**Problem details**
Scan the data below for the string "this". Show every line where it turns up.

**Given information**
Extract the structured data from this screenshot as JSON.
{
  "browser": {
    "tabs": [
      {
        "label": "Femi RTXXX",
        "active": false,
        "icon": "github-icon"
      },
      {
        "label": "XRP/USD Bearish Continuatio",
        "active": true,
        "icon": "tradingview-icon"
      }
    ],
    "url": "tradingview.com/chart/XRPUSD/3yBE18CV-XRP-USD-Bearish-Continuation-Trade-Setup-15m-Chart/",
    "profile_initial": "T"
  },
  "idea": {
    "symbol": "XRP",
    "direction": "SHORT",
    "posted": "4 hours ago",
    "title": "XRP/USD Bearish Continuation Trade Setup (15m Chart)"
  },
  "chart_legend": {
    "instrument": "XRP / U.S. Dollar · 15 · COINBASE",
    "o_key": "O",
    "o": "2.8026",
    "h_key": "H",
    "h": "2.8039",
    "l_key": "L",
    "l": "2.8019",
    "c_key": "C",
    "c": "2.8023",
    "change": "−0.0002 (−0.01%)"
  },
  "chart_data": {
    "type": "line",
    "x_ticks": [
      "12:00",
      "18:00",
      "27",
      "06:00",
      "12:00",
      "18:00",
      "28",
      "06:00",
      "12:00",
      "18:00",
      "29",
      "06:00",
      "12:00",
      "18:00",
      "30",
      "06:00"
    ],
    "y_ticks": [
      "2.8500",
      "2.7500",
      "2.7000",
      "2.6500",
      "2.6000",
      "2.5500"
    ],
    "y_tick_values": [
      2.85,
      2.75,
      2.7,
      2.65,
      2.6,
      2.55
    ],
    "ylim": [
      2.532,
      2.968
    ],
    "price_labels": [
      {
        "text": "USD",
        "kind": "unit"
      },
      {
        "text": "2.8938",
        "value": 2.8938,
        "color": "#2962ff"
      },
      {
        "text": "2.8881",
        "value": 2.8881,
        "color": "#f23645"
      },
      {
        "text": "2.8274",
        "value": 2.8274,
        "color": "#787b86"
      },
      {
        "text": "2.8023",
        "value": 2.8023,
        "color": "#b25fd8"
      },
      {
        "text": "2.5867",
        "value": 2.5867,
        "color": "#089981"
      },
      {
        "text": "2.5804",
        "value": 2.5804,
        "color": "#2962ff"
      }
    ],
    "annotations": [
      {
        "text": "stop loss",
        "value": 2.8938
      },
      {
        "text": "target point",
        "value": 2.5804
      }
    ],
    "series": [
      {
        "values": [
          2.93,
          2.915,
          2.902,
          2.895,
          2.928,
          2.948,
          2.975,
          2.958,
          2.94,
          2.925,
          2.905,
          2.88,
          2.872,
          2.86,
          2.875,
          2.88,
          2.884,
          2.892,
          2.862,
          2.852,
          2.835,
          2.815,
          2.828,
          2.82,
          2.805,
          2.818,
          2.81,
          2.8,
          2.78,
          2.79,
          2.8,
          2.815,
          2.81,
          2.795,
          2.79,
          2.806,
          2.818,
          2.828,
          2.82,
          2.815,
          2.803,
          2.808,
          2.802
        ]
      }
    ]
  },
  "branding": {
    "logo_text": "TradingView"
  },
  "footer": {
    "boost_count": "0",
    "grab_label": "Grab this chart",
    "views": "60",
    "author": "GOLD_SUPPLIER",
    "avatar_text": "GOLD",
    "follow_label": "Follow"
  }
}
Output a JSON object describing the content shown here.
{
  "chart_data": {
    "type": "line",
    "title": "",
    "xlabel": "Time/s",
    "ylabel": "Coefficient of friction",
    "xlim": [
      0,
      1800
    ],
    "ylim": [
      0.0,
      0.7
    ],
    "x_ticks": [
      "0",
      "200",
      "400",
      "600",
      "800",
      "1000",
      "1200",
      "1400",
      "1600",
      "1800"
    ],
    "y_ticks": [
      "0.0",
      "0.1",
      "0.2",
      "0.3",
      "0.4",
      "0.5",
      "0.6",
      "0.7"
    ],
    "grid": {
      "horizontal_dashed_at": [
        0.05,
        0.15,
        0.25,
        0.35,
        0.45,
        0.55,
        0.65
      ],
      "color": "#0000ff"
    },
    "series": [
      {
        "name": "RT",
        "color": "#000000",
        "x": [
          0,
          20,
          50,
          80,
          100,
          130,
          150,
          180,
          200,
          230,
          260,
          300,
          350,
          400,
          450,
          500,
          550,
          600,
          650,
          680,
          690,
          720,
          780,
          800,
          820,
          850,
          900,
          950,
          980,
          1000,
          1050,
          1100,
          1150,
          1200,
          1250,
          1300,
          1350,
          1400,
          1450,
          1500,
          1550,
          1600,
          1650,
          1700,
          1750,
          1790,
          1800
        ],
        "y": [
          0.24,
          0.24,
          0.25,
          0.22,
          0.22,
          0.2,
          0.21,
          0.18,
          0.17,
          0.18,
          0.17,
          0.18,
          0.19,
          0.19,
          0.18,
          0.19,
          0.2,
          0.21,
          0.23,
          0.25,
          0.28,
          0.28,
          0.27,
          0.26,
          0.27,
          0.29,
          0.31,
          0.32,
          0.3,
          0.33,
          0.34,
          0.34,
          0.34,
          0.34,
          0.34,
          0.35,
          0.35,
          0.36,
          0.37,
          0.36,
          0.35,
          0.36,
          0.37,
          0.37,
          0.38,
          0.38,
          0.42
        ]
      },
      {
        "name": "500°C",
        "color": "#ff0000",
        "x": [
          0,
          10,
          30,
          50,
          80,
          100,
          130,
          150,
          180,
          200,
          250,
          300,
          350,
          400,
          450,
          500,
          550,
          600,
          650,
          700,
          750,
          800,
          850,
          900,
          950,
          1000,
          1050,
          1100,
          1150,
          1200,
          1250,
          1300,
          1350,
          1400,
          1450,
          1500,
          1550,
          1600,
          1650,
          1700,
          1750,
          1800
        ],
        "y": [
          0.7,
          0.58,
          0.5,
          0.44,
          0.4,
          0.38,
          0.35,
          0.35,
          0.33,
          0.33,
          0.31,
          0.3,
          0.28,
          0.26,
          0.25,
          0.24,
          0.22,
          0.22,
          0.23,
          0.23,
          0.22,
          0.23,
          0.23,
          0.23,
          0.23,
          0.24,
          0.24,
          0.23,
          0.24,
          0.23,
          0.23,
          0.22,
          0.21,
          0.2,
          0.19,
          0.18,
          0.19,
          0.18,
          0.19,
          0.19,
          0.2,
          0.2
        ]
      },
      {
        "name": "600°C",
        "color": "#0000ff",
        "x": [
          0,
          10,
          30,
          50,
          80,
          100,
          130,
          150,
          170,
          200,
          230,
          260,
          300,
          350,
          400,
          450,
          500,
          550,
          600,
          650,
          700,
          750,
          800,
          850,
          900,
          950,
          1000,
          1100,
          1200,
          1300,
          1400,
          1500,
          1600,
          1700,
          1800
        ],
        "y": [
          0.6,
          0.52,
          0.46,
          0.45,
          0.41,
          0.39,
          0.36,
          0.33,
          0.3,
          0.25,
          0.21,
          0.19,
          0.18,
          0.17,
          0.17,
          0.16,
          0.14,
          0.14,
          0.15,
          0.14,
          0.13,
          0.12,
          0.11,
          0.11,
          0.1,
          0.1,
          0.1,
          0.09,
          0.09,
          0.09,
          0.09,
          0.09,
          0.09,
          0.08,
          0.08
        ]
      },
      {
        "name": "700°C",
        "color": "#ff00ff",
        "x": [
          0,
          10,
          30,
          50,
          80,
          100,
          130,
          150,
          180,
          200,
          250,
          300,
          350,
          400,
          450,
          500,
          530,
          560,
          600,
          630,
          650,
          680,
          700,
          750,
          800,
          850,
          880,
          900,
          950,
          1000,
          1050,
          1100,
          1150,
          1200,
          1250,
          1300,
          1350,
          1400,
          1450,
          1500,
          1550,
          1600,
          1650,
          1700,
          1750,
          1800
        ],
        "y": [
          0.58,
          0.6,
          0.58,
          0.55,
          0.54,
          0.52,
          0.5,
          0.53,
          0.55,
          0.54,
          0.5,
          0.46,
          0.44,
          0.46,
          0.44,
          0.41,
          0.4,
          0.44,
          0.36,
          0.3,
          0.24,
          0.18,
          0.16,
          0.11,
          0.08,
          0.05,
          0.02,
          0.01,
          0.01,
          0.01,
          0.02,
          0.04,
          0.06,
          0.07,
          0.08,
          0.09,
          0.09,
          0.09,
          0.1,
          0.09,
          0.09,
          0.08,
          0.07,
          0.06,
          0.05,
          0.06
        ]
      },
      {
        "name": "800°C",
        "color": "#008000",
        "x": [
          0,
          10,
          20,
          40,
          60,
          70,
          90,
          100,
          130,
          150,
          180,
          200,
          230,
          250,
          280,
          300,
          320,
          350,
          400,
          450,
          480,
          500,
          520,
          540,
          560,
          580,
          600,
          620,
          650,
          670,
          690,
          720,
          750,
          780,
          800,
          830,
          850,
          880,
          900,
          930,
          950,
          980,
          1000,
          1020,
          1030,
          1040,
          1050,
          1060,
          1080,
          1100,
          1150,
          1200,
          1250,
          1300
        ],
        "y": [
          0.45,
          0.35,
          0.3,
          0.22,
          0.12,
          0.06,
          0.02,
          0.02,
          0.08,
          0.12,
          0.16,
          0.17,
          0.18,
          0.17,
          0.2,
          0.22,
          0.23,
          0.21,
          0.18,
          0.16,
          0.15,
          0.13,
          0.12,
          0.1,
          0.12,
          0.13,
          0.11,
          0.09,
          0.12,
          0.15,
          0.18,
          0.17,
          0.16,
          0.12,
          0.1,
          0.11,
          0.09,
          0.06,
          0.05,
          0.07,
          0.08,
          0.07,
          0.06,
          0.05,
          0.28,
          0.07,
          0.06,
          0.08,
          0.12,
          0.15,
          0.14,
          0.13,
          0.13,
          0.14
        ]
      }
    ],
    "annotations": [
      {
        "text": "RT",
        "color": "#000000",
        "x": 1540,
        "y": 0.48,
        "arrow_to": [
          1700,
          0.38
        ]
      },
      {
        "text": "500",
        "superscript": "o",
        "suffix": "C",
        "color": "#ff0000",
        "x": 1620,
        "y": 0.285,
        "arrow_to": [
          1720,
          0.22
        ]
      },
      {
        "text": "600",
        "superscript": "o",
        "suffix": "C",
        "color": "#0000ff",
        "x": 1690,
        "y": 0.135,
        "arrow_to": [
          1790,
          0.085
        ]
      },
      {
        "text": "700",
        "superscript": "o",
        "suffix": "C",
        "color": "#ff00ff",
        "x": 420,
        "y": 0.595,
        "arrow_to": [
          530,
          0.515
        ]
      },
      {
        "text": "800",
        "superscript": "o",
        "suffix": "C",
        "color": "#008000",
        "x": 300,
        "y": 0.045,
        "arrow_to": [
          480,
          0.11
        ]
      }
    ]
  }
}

**Exercise result**
Extract the structured data from this screenshot as JSON.
    "grab_label": "Grab this chart",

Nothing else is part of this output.